◆ **REQUIREMENT**: Return all the data, word for word.

◆ **PROVIDED ENTRIES**:
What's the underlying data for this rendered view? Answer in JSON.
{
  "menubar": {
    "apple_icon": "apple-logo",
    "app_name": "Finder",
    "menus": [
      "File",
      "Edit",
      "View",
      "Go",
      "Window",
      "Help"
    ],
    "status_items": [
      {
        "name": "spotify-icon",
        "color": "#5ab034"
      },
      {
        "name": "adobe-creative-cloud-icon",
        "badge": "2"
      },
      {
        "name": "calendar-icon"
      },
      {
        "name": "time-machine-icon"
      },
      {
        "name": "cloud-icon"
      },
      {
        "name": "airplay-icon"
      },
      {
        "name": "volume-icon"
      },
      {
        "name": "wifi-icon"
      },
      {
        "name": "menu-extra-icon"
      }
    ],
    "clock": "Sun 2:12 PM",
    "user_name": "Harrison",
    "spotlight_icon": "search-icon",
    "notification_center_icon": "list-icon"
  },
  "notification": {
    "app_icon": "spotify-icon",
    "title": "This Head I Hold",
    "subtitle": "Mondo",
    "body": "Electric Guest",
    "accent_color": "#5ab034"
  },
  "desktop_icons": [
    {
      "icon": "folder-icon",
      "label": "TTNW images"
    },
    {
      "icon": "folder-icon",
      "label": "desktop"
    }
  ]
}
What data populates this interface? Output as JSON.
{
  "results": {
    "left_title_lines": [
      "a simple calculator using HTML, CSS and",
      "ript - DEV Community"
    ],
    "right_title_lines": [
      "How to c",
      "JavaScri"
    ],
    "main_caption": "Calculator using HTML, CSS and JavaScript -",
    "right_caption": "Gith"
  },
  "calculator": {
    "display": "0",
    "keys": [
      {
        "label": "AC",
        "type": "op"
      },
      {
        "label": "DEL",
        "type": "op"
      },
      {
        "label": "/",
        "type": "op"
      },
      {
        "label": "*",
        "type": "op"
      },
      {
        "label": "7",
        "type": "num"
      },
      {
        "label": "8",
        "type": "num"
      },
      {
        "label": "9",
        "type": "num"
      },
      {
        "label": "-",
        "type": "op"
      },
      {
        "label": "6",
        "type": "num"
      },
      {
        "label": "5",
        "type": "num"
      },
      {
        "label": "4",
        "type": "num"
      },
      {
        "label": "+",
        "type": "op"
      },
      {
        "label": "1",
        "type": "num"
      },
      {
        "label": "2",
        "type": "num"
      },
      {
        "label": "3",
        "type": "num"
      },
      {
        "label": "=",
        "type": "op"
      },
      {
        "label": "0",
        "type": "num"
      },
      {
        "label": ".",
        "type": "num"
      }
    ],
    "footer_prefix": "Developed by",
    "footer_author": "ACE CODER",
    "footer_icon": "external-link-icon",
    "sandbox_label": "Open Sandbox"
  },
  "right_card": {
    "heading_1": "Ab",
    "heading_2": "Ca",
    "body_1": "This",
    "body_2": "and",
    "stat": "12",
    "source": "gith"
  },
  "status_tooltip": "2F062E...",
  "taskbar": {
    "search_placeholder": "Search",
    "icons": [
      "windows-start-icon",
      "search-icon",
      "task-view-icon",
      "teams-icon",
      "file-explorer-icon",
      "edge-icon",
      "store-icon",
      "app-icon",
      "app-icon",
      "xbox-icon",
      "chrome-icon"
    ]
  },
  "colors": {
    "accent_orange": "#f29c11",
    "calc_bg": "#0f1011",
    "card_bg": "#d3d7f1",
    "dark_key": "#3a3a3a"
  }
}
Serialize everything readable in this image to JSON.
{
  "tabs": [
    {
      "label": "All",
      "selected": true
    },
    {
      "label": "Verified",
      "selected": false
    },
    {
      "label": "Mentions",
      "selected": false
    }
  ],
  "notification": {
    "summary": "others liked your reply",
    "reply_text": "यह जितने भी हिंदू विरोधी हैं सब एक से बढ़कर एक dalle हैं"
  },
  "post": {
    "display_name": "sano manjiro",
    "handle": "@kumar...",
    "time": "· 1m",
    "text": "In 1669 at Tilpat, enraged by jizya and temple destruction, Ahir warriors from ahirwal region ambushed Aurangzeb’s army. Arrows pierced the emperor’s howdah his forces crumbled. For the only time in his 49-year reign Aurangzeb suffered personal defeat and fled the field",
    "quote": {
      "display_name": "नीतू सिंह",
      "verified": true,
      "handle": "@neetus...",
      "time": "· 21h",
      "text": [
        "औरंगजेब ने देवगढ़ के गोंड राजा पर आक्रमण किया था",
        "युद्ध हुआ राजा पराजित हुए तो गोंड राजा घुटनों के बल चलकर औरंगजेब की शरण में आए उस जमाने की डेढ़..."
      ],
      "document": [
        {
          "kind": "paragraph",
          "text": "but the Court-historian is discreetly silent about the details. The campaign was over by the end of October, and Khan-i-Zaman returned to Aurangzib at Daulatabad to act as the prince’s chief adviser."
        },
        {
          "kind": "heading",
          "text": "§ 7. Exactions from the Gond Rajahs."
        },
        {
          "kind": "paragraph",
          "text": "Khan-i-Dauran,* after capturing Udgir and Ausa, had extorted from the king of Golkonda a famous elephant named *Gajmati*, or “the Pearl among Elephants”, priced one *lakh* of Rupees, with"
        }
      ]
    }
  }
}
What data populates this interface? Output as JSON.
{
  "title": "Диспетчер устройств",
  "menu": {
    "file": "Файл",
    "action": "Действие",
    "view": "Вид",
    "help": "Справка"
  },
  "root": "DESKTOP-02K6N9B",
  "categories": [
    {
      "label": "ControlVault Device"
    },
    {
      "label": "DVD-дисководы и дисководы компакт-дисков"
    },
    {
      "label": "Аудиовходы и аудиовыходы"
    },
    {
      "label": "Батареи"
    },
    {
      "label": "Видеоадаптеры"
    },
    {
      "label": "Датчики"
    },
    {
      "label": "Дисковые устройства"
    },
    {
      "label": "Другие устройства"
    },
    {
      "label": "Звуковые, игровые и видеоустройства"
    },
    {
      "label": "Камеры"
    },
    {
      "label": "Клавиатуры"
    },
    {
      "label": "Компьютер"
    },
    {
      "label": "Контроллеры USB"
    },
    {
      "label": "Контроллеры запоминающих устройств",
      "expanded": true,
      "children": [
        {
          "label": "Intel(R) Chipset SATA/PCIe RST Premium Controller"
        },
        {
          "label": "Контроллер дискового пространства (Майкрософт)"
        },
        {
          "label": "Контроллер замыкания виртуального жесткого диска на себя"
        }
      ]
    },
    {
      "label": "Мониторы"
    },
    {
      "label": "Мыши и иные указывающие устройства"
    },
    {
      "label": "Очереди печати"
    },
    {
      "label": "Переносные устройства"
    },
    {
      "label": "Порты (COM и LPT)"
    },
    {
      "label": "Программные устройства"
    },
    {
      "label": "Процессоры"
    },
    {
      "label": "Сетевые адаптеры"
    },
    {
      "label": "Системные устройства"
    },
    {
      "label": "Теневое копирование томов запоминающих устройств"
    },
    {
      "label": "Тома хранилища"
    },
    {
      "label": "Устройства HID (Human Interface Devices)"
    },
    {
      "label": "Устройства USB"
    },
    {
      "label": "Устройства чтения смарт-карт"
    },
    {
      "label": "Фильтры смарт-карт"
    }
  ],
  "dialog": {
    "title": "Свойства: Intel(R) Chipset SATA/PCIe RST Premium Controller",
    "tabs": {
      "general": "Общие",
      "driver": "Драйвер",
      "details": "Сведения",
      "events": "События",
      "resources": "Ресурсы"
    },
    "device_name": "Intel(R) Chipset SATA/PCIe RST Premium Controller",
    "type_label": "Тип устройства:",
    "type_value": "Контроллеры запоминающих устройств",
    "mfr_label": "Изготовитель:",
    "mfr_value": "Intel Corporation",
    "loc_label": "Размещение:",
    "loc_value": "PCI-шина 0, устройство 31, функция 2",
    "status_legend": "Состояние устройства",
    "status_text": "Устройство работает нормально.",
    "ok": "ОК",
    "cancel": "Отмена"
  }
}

◆ **FINAL RESULT**:
What's the underlying data for this rendered view? Answer in JSON.
{
  "menubar": {
    "apple_icon": "apple-logo",
    "app_name": "Finder",
    "menus": [
      "File",
      "Edit",
      "View",
      "Go",
      "Window",
      "Help"
    ],
    "status_items": [
      {
        "name": "spotify-icon",
        "color": "#5ab034"
      },
      {
        "name": "adobe-creative-cloud-icon",
        "badge": "2"
      },
      {
        "name": "calendar-icon"
      },
      {
        "name": "time-machine-icon"
      },
      {
        "name": "cloud-icon"
      },
      {
        "name": "airplay-icon"
      },
      {
        "name": "volume-icon"
      },
      {
        "name": "wifi-icon"
      },
      {
        "name": "menu-extra-icon"
      }
    ],
    "clock": "Sun 2:12 PM",
    "user_name": "Harrison",
    "spotlight_icon": "search-icon",
    "notification_center_icon": "list-icon"
  },
  "notification": {
    "app_icon": "spotify-icon",
    "title": "This Head I Hold",
    "subtitle": "Mondo",
    "body": "Electric Guest",
    "accent_color": "#5ab034"
  },
  "desktop_icons": [
    {
      "icon": "folder-icon",
      "label": "TTNW images"
    },
    {
      "icon": "folder-icon",
      "label": "desktop"
    }
  ]
}
What data populates this interface? Output as JSON.
{
  "results": {
    "left_title_lines": [
      "a simple calculator using HTML, CSS and",
      "ript - DEV Community"
    ],
    "right_title_lines": [
      "How to c",
      "JavaScri"
    ],
    "main_caption": "Calculator using HTML, CSS and JavaScript -",
    "right_caption": "Gith"
  },
  "calculator": {
    "display": "0",
    "keys": [
      {
        "label": "AC",
        "type": "op"
      },
      {
        "label": "DEL",
        "type": "op"
      },
      {
        "label": "/",
        "type": "op"
      },
      {
        "label": "*",
        "type": "op"
      },
      {
        "label": "7",
        "type": "num"
      },
      {
        "label": "8",
        "type": "num"
      },
      {
        "label": "9",
        "type": "num"
      },
      {
        "label": "-",
        "type": "op"
      },
      {
        "label": "6",
        "type": "num"
      },
      {
        "label": "5",
        "type": "num"
      },
      {
        "label": "4",
        "type": "num"
      },
      {
        "label": "+",
        "type": "op"
      },
      {
        "label": "1",
        "type": "num"
      },
      {
        "label": "2",
        "type": "num"
      },
      {
        "label": "3",
        "type": "num"
      },
      {
        "label": "=",
        "type": "op"
      },
      {
        "label": "0",
        "type": "num"
      },
      {
        "label": ".",
        "type": "num"
      }
    ],
    "footer_prefix": "Developed by",
    "footer_author": "ACE CODER",
    "footer_icon": "external-link-icon",
    "sandbox_label": "Open Sandbox"
  },
  "right_card": {
    "heading_1": "Ab",
    "heading_2": "Ca",
    "body_1": "This",
    "body_2": "and",
    "stat": "12",
    "source": "gith"
  },
  "status_tooltip": "2F062E...",
  "taskbar": {
    "search_placeholder": "Search",
    "icons": [
      "windows-start-icon",
      "search-icon",
      "task-view-icon",
      "teams-icon",
      "file-explorer-icon",
      "edge-icon",
      "store-icon",
      "app-icon",
      "app-icon",
      "xbox-icon",
      "chrome-icon"
    ]
  },
  "colors": {
    "accent_orange": "#f29c11",
    "calc_bg": "#0f1011",
    "card_bg": "#d3d7f1",
    "dark_key": "#3a3a3a"
  }
}
Serialize everything readable in this image to JSON.
{
  "tabs": [
    {
      "label": "All",
      "selected": true
    },
    {
      "label": "Verified",
      "selected": false
    },
    {
      "label": "Mentions",
      "selected": false
    }
  ],
  "notification": {
    "summary": "others liked your reply",
    "reply_text": "यह जितने भी हिंदू विरोधी हैं सब एक से बढ़कर एक dalle हैं"
  },
  "post": {
    "display_name": "sano manjiro",
    "handle": "@kumar...",
    "time": "· 1m",
    "text": "In 1669 at Tilpat, enraged by jizya and temple destruction, Ahir warriors from ahirwal region ambushed Aurangzeb’s army. Arrows pierced the emperor’s howdah his forces crumbled. For the only time in his 49-year reign Aurangzeb suffered personal defeat and fled the field",
    "quote": {
      "display_name": "नीतू सिंह",
      "verified": true,
      "handle": "@neetus...",
      "time": "· 21h",
      "text": [
        "औरंगजेब ने देवगढ़ के गोंड राजा पर आक्रमण किया था",
        "युद्ध हुआ राजा पराजित हुए तो गोंड राजा घुटनों के बल चलकर औरंगजेब की शरण में आए उस जमाने की डेढ़..."
      ],
      "document": [
        {
          "kind": "paragraph",
          "text": "but the Court-historian is discreetly silent about the details. The campaign was over by the end of October, and Khan-i-Zaman returned to Aurangzib at Daulatabad to act as the prince’s chief adviser."
        },
        {
          "kind": "heading",
          "text": "§ 7. Exactions from the Gond Rajahs."
        },
        {
          "kind": "paragraph",
          "text": "Khan-i-Dauran,* after capturing Udgir and Ausa, had extorted from the king of Golkonda a famous elephant named *Gajmati*, or “the Pearl among Elephants”, priced one *lakh* of Rupees, with"
        }
      ]
    }
  }
}
What data populates this interface? Output as JSON.
{
  "title": "Диспетчер устройств",
  "menu": {
    "file": "Файл",
    "action": "Действие",
    "view": "Вид",
    "help": "Справка"
  },
  "root": "DESKTOP-02K6N9B",
  "categories": [
    {
      "label": "ControlVault Device"
    },
    {
      "label": "DVD-дисководы и дисководы компакт-дисков"
    },
    {
      "label": "Аудиовходы и аудиовыходы"
    },
    {
      "label": "Батареи"
    },
    {
      "label": "Видеоадаптеры"
    },
    {
      "label": "Датчики"
    },
    {
      "label": "Дисковые устройства"
    },
    {
      "label": "Другие устройства"
    },
    {
      "label": "Звуковые, игровые и видеоустройства"
    },
    {
      "label": "Камеры"
    },
    {
      "label": "Клавиатуры"
    },
    {
      "label": "Компьютер"
    },
    {
      "label": "Контроллеры USB"
    },
    {
      "label": "Контроллеры запоминающих устройств",
      "expanded": true,
      "children": [
        {
          "label": "Intel(R) Chipset SATA/PCIe RST Premium Controller"
        },
        {
          "label": "Контроллер дискового пространства (Майкрософт)"
        },
        {
          "label": "Контроллер замыкания виртуального жесткого диска на себя"
        }
      ]
    },
    {
      "label": "Мониторы"
    },
    {
      "label": "Мыши и иные указывающие устройства"
    },
    {
      "label": "Очереди печати"
    },
    {
      "label": "Переносные устройства"
    },
    {
      "label": "Порты (COM и LPT)"
    },
    {
      "label": "Программные устройства"
    },
    {
      "label": "Процессоры"
    },
    {
      "label": "Сетевые адаптеры"
    },
    {
      "label": "Системные устройства"
    },
    {
      "label": "Теневое копирование томов запоминающих устройств"
    },
    {
      "label": "Тома хранилища"
    },
    {
      "label": "Устройства HID (Human Interface Devices)"
    },
    {
      "label": "Устройства USB"
    },
    {
      "label": "Устройства чтения смарт-карт"
    },
    {
      "label": "Фильтры смарт-карт"
    }
  ],
  "dialog": {
    "title": "Свойства: Intel(R) Chipset SATA/PCIe RST Premium Controller",
    "tabs": {
      "general": "Общие",
      "driver": "Драйвер",
      "details": "Сведения",
      "events": "События",
      "resources": "Ресурсы"
    },
    "device_name": "Intel(R) Chipset SATA/PCIe RST Premium Controller",
    "type_label": "Тип устройства:",
    "type_value": "Контроллеры запоминающих устройств",
    "mfr_label": "Изготовитель:",
    "mfr_value": "Intel Corporation",
    "loc_label": "Размещение:",
    "loc_value": "PCI-шина 0, устройство 31, функция 2",
    "status_legend": "Состояние устройства",
    "status_text": "Устройство работает нормально.",
    "ok": "ОК",
    "cancel": "Отмена"
  }
}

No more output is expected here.